THE EXERCISE
Would you retype all of these records exactly?
───── EXERCISE MATERIAL ─────
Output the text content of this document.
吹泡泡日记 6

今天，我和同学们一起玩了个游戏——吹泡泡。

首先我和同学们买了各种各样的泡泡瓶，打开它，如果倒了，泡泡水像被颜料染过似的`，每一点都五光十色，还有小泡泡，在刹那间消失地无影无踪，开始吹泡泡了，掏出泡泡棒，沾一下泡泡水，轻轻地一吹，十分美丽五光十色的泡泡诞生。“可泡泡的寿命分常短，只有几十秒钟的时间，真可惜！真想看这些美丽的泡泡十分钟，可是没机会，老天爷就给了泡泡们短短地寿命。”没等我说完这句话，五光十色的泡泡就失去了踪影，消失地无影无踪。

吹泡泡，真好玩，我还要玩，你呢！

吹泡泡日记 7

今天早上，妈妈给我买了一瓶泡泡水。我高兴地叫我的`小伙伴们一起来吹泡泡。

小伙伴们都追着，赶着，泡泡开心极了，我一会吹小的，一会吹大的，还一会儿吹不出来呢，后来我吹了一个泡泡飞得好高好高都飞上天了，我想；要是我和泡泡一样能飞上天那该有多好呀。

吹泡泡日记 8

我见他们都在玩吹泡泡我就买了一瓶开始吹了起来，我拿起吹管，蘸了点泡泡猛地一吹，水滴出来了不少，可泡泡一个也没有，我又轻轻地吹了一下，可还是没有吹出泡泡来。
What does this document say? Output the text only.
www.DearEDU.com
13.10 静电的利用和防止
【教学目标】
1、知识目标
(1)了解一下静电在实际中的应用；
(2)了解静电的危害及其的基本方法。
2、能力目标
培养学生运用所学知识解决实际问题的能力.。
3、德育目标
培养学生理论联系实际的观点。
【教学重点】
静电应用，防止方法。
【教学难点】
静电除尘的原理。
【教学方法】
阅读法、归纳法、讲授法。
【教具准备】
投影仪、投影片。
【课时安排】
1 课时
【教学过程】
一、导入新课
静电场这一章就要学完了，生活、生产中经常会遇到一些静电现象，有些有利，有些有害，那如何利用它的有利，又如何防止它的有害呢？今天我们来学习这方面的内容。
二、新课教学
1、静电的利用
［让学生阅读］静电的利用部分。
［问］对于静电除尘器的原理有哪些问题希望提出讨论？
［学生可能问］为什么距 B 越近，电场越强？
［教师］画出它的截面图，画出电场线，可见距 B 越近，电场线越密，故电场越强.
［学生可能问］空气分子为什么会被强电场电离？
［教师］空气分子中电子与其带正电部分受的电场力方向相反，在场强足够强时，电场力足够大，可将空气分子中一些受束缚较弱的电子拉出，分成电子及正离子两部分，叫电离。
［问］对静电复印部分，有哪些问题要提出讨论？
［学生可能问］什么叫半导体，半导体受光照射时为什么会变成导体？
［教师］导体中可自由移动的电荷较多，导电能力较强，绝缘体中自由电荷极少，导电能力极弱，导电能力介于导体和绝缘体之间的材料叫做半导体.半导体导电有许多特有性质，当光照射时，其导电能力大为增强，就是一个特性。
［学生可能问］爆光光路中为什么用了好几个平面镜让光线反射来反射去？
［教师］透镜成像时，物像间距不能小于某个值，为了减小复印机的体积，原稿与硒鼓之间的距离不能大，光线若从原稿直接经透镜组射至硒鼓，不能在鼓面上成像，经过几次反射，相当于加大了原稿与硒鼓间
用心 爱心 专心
─────
ANSWER IN FULL
Output the text content of this document.
吹泡泡日记 6

今天，我和同学们一起玩了个游戏——吹泡泡。

首先我和同学们买了各种各样的泡泡瓶，打开它，如果倒了，泡泡水像被颜料染过似的`，每一点都五光十色，还有小泡泡，在刹那间消失地无影无踪，开始吹泡泡了，掏出泡泡棒，沾一下泡泡水，轻轻地一吹，十分美丽五光十色的泡泡诞生。“可泡泡的寿命分常短，只有几十秒钟的时间，真可惜！真想看这些美丽的泡泡十分钟，可是没机会，老天爷就给了泡泡们短短地寿命。”没等我说完这句话，五光十色的泡泡就失去了踪影，消失地无影无踪。

吹泡泡，真好玩，我还要玩，你呢！

吹泡泡日记 7

今天早上，妈妈给我买了一瓶泡泡水。我高兴地叫我的`小伙伴们一起来吹泡泡。

小伙伴们都追着，赶着，泡泡开心极了，我一会吹小的，一会吹大的，还一会儿吹不出来呢，后来我吹了一个泡泡飞得好高好高都飞上天了，我想；要是我和泡泡一样能飞上天那该有多好呀。

吹泡泡日记 8

我见他们都在玩吹泡泡我就买了一瓶开始吹了起来，我拿起吹管，蘸了点泡泡猛地一吹，水滴出来了不少，可泡泡一个也没有，我又轻轻地吹了一下，可还是没有吹出泡泡来。
What does this document say? Output the text only.
www.DearEDU.com
13.10 静电的利用和防止
【教学目标】
1、知识目标
(1)了解一下静电在实际中的应用；
(2)了解静电的危害及其的基本方法。
2、能力目标
培养学生运用所学知识解决实际问题的能力.。
3、德育目标
培养学生理论联系实际的观点。
【教学重点】
静电应用，防止方法。
【教学难点】
静电除尘的原理。
【教学方法】
阅读法、归纳法、讲授法。
【教具准备】
投影仪、投影片。
【课时安排】
1 课时
【教学过程】
一、导入新课
静电场这一章就要学完了，生活、生产中经常会遇到一些静电现象，有些有利，有些有害，那如何利用它的有利，又如何防止它的有害呢？今天我们来学习这方面的内容。
二、新课教学
1、静电的利用
［让学生阅读］静电的利用部分。
［问］对于静电除尘器的原理有哪些问题希望提出讨论？
［学生可能问］为什么距 B 越近，电场越强？
［教师］画出它的截面图，画出电场线，可见距 B 越近，电场线越密，故电场越强.
［学生可能问］空气分子为什么会被强电场电离？
［教师］空气分子中电子与其带正电部分受的电场力方向相反，在场强足够强时，电场力足够大，可将空气分子中一些受束缚较弱的电子拉出，分成电子及正离子两部分，叫电离。
［问］对静电复印部分，有哪些问题要提出讨论？
［学生可能问］什么叫半导体，半导体受光照射时为什么会变成导体？
［教师］导体中可自由移动的电荷较多，导电能力较强，绝缘体中自由电荷极少，导电能力极弱，导电能力介于导体和绝缘体之间的材料叫做半导体.半导体导电有许多特有性质，当光照射时，其导电能力大为增强，就是一个特性。
［学生可能问］爆光光路中为什么用了好几个平面镜让光线反射来反射去？
［教师］透镜成像时，物像间距不能小于某个值，为了减小复印机的体积，原稿与硒鼓之间的距离不能大，光线若从原稿直接经透镜组射至硒鼓，不能在鼓面上成像，经过几次反射，相当于加大了原稿与硒鼓间
用心 爱心 专心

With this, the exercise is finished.